[Collection entries]
+ + + + + + +
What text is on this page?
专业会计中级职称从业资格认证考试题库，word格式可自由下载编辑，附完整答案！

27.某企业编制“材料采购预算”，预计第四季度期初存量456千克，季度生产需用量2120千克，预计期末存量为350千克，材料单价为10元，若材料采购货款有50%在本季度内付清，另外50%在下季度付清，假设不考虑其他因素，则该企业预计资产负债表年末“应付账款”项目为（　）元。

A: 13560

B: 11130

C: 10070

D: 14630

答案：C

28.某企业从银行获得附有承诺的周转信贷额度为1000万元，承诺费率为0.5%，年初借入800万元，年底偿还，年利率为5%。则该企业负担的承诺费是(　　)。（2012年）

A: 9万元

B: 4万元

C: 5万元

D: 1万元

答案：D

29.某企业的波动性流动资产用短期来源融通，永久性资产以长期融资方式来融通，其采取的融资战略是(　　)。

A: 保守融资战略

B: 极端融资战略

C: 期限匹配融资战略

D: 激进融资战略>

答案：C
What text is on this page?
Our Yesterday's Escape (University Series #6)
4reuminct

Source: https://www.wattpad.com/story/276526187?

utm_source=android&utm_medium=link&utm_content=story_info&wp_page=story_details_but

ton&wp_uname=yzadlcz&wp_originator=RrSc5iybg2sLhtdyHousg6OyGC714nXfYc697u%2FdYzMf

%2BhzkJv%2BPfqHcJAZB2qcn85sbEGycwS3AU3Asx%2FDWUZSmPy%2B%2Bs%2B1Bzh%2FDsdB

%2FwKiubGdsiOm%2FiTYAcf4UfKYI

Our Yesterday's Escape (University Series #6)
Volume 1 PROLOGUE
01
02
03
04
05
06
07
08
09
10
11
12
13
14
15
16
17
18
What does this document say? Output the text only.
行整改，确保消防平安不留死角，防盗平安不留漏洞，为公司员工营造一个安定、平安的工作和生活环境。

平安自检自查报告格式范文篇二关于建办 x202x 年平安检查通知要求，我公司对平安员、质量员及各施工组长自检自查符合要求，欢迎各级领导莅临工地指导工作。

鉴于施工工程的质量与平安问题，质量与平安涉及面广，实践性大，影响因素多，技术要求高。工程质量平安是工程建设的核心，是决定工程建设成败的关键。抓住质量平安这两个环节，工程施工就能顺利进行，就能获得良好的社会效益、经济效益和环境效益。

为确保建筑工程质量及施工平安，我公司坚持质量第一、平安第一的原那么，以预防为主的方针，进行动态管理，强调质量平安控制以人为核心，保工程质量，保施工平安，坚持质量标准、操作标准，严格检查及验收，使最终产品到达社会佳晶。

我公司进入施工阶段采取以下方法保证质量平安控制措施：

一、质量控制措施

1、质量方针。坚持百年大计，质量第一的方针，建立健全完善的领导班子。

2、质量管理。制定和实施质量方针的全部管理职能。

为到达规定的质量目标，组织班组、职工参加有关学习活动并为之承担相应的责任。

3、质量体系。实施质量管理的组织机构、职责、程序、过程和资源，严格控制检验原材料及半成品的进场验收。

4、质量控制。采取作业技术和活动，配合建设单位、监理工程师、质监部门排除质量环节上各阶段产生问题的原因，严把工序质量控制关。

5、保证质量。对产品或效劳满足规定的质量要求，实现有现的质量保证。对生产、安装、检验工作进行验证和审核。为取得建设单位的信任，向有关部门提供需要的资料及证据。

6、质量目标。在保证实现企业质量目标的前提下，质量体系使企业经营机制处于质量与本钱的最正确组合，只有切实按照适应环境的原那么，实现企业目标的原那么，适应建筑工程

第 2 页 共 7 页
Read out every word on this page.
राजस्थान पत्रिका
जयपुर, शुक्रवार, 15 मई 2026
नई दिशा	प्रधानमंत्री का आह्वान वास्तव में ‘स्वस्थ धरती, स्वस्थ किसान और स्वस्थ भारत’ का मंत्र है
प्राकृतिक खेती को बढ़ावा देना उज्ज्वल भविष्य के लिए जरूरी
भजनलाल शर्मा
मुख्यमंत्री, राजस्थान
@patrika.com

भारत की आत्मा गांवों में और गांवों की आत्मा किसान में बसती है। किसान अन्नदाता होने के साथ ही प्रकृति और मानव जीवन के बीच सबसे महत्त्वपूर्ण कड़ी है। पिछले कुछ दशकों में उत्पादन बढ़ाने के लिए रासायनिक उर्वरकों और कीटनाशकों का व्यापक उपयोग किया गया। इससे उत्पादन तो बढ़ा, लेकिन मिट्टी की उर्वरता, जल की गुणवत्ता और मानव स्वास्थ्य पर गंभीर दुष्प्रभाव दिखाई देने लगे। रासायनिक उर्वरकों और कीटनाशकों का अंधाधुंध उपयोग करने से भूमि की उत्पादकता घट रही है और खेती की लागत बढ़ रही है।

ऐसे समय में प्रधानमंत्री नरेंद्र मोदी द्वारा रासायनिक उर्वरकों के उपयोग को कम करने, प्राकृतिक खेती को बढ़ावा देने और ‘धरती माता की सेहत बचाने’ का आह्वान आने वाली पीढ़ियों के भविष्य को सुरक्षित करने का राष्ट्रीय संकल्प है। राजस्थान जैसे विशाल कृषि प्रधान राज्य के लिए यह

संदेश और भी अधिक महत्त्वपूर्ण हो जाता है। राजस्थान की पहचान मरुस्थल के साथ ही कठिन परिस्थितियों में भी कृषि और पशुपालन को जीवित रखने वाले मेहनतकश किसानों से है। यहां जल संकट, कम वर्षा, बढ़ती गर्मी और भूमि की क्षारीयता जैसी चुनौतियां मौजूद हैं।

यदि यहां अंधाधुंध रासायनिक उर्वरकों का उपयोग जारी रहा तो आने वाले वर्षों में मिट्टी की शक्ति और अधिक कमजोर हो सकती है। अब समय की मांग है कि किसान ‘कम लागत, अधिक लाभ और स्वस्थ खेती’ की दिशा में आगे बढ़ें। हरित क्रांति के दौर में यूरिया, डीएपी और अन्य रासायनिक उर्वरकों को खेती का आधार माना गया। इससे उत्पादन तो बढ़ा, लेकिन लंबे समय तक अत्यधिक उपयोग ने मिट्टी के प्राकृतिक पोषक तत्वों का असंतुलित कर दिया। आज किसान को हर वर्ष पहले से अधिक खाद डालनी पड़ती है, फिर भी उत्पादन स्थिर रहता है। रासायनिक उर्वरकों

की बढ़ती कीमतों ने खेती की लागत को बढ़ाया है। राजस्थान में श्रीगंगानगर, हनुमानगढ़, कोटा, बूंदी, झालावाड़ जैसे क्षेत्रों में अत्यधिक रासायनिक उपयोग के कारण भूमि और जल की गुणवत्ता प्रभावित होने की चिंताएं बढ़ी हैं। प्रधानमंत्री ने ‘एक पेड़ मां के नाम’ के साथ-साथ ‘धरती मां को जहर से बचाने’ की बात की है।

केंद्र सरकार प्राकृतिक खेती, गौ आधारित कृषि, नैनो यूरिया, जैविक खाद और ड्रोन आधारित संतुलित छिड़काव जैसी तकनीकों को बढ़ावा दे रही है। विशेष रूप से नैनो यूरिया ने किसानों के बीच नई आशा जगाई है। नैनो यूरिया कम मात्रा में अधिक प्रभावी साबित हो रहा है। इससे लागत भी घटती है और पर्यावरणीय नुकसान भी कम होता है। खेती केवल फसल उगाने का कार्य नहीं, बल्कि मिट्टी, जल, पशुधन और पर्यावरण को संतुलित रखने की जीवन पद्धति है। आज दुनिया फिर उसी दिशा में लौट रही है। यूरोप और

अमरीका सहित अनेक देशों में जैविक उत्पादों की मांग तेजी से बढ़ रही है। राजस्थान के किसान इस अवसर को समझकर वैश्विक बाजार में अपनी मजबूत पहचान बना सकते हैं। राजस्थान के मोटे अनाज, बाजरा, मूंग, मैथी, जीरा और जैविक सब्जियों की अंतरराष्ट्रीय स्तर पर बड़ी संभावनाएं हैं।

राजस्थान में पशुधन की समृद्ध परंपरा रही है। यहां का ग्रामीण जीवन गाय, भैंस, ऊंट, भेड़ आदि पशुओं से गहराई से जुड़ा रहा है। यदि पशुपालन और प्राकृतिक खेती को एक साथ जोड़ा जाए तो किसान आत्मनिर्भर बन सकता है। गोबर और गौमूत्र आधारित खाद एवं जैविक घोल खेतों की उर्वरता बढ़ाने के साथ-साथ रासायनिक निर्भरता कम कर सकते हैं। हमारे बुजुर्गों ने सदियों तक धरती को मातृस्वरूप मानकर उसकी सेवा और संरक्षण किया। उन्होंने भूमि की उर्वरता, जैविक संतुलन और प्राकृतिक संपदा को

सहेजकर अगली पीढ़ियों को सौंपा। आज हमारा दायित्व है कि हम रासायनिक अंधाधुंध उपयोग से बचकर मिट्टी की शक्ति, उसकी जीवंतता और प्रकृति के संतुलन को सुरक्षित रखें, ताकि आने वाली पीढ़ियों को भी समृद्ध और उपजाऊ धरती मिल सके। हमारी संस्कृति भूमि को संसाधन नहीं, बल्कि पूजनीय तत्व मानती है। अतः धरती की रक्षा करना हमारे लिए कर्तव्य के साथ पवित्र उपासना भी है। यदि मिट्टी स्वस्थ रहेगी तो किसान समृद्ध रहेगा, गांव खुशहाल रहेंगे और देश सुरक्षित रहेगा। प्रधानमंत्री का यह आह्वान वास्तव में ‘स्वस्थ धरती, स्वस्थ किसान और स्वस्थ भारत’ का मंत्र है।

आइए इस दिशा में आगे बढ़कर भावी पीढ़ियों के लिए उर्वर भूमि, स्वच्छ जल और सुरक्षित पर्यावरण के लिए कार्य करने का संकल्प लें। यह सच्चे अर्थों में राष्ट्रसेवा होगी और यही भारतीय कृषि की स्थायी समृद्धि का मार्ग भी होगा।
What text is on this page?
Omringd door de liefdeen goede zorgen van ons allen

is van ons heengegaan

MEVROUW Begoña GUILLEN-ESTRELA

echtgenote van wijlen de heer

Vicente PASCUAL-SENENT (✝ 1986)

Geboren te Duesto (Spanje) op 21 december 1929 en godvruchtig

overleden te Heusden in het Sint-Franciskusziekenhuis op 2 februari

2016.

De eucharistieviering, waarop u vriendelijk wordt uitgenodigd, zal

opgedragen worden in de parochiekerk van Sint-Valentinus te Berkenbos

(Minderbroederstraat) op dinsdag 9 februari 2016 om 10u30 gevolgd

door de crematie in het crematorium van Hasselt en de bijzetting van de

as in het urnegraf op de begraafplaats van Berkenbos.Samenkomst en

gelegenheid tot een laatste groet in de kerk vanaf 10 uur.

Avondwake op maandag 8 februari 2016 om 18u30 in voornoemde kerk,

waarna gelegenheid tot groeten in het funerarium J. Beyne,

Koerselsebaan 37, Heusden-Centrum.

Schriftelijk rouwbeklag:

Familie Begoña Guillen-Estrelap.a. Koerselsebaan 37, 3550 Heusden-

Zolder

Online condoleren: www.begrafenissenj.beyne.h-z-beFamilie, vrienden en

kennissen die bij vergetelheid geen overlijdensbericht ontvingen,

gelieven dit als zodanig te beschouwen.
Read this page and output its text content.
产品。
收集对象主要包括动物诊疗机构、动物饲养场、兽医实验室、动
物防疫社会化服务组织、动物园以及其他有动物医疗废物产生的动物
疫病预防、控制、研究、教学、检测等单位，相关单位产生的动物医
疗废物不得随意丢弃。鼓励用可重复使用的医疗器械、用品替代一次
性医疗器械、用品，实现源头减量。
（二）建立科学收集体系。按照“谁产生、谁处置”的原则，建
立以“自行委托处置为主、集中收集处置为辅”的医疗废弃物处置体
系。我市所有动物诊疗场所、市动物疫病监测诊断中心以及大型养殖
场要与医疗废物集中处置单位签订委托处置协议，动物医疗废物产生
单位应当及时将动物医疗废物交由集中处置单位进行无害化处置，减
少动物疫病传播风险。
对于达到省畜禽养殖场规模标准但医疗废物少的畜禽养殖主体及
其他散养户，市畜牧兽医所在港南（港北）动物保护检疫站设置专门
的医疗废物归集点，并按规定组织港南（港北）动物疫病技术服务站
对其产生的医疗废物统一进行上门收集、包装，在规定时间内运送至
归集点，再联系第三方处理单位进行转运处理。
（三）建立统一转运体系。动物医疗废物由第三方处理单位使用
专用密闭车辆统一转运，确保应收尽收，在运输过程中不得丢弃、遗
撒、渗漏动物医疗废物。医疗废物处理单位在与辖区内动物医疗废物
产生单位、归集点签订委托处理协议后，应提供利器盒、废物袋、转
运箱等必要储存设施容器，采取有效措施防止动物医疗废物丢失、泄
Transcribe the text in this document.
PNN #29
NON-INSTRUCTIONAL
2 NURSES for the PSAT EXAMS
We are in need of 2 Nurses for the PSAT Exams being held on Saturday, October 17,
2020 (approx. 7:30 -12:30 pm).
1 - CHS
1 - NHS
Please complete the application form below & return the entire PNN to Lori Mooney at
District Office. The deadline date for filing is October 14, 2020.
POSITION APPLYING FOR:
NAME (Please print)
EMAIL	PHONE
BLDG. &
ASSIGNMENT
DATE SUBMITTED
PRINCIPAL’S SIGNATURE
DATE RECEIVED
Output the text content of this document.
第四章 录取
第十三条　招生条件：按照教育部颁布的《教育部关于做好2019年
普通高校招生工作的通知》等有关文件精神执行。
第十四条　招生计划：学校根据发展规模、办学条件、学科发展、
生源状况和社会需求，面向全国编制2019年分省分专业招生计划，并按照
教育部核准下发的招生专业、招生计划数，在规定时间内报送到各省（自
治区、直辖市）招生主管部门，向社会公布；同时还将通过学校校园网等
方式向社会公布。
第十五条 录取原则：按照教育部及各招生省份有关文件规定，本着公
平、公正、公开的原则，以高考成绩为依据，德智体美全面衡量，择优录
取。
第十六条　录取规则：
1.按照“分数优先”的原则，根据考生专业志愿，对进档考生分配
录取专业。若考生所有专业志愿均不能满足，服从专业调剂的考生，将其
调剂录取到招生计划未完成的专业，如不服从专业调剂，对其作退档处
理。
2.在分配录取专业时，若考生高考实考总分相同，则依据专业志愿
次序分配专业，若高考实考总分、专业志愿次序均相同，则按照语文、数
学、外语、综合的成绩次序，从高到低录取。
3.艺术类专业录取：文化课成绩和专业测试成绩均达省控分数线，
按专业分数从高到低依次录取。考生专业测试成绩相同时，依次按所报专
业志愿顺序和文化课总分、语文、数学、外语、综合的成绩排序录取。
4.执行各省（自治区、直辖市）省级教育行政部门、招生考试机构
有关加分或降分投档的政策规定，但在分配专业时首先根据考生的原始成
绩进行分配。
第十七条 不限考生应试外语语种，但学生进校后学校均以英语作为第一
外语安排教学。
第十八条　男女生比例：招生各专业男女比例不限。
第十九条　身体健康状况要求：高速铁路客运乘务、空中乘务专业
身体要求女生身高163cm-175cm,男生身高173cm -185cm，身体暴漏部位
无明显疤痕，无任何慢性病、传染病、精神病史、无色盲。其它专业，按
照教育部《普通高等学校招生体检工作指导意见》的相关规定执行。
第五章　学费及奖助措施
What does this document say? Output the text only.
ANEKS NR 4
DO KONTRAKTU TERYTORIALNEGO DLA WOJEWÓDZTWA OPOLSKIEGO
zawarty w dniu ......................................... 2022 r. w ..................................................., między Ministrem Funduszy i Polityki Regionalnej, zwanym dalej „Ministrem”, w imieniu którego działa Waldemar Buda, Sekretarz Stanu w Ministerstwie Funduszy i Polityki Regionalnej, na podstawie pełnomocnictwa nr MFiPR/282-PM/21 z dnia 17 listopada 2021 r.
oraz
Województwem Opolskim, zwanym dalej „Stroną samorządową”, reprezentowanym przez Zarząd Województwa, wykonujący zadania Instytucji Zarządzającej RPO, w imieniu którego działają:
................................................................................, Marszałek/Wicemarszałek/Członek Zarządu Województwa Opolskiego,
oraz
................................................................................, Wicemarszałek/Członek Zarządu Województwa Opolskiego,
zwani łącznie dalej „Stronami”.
+ + + + + + +
- _GIVEN TASK_:
Scan the listing above and identify each line holding the string "gelegenheid"; copy every such line.

- _REPLY_:
gelegenheid tot een laatste groet in de kerk vanaf 10 uur.
waarna gelegenheid tot groeten in het funerarium J. Beyne,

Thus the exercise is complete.